> [Given exercise] Write out the entries verbatim and leave the images out of the copy.
• • •
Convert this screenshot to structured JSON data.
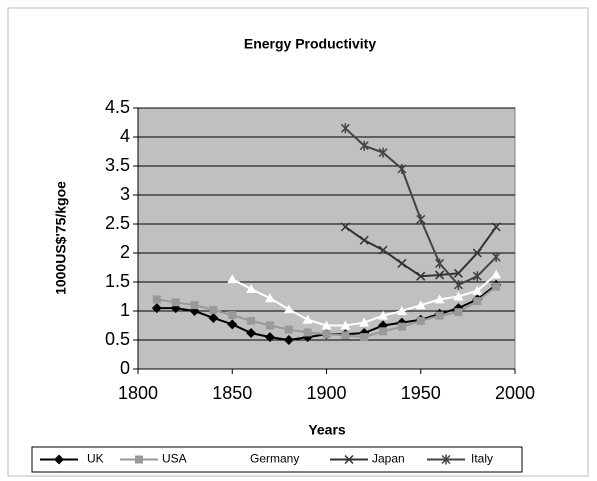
{
  "chart_data": {
    "type": "line",
    "title": "Energy Productivity",
    "x_label": "Years",
    "y_label": "1000US$'75/kgoe",
    "x": [
      1810,
      1820,
      1830,
      1840,
      1850,
      1860,
      1870,
      1880,
      1890,
      1900,
      1910,
      1920,
      1930,
      1940,
      1950,
      1960,
      1970,
      1980,
      1990
    ],
    "series": [
      {
        "name": "UK",
        "color": "#000000",
        "marker": "diamond",
        "values": [
          1.05,
          1.05,
          1.0,
          0.88,
          0.77,
          0.62,
          0.55,
          0.5,
          0.55,
          0.6,
          0.6,
          0.62,
          0.75,
          0.8,
          0.85,
          0.95,
          1.05,
          1.2,
          1.45
        ]
      },
      {
        "name": "USA",
        "color": "#999999",
        "marker": "square",
        "values": [
          1.2,
          1.15,
          1.1,
          1.02,
          0.93,
          0.83,
          0.75,
          0.68,
          0.63,
          0.6,
          0.58,
          0.55,
          0.65,
          0.73,
          0.83,
          0.92,
          0.98,
          1.17,
          1.42
        ]
      },
      {
        "name": "Germany",
        "color": "#ffffff",
        "marker": "triangle",
        "values": [
          null,
          null,
          null,
          null,
          1.55,
          1.38,
          1.22,
          1.03,
          0.85,
          0.75,
          0.75,
          0.8,
          0.92,
          1.0,
          1.1,
          1.2,
          1.25,
          1.35,
          1.63
        ]
      },
      {
        "name": "Japan",
        "color": "#333333",
        "marker": "x",
        "values": [
          null,
          null,
          null,
          null,
          null,
          null,
          null,
          null,
          null,
          null,
          2.45,
          2.22,
          2.05,
          1.82,
          1.6,
          1.62,
          1.65,
          2.0,
          2.45
        ]
      },
      {
        "name": "Italy",
        "color": "#444444",
        "marker": "star",
        "values": [
          null,
          null,
          null,
          null,
          null,
          null,
          null,
          null,
          null,
          null,
          4.15,
          3.85,
          3.73,
          3.45,
          2.58,
          1.82,
          1.45,
          1.6,
          1.93
        ]
      }
    ],
    "xlim": [
      1800,
      2000
    ],
    "xticks": [
      1800,
      1850,
      1900,
      1950,
      2000
    ],
    "ylim": [
      0,
      4.5
    ],
    "yticks": [
      0,
      0.5,
      1,
      1.5,
      2,
      2.5,
      3,
      3.5,
      4,
      4.5
    ],
    "grid": true,
    "legend": "bottom",
    "plot_background": "#c0c0c0"
  }
}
• • •
> [Response]
Convert this screenshot to structured JSON data.
{
  "chart_data": {
    "type": "line",
    "title": "Energy Productivity",
    "x_label": "Years",
    "y_label": "1000US$'75/kgoe",
    "x": [
      1810,
      1820,
      1830,
      1840,
      1850,
      1860,
      1870,
      1880,
      1890,
      1900,
      1910,
      1920,
      1930,
      1940,
      1950,
      1960,
      1970,
      1980,
      1990
    ],
    "series": [
      {
        "name": "UK",
        "color": "#000000",
        "marker": "diamond",
        "values": [
          1.05,
          1.05,
          1.0,
          0.88,
          0.77,
          0.62,
          0.55,
          0.5,
          0.55,
          0.6,
          0.6,
          0.62,
          0.75,
          0.8,
          0.85,
          0.95,
          1.05,
          1.2,
          1.45
        ]
      },
      {
        "name": "USA",
        "color": "#999999",
        "marker": "square",
        "values": [
          1.2,
          1.15,
          1.1,
          1.02,
          0.93,
          0.83,
          0.75,
          0.68,
          0.63,
          0.6,
          0.58,
          0.55,
          0.65,
          0.73,
          0.83,
          0.92,
          0.98,
          1.17,
          1.42
        ]
      },
      {
        "name": "Germany",
        "color": "#ffffff",
        "marker": "triangle",
        "values": [
          null,
          null,
          null,
          null,
          1.55,
          1.38,
          1.22,
          1.03,
          0.85,
          0.75,
          0.75,
          0.8,
          0.92,
          1.0,
          1.1,
          1.2,
          1.25,
          1.35,
          1.63
        ]
      },
      {
        "name": "Japan",
        "color": "#333333",
        "marker": "x",
        "values": [
          null,
          null,
          null,
          null,
          null,
          null,
          null,
          null,
          null,
          null,
          2.45,
          2.22,
          2.05,
          1.82,
          1.6,
          1.62,
          1.65,
          2.0,
          2.45
        ]
      },
      {
        "name": "Italy",
        "color": "#444444",
        "marker": "star",
        "values": [
          null,
          null,
          null,
          null,
          null,
          null,
          null,
          null,
          null,
          null,
          4.15,
          3.85,
          3.73,
          3.45,
          2.58,
          1.82,
          1.45,
          1.6,
          1.93
        ]
      }
    ],
    "xlim": [
      1800,
      2000
    ],
    "xticks": [
      1800,
      1850,
      1900,
      1950,
      2000
    ],
    "ylim": [
      0,
      4.5
    ],
    "yticks": [
      0,
      0.5,
      1,
      1.5,
      2,
      2.5,
      3,
      3.5,
      4,
      4.5
    ],
    "grid": true,
    "legend": "bottom",
    "plot_background": "#c0c0c0"
  }
}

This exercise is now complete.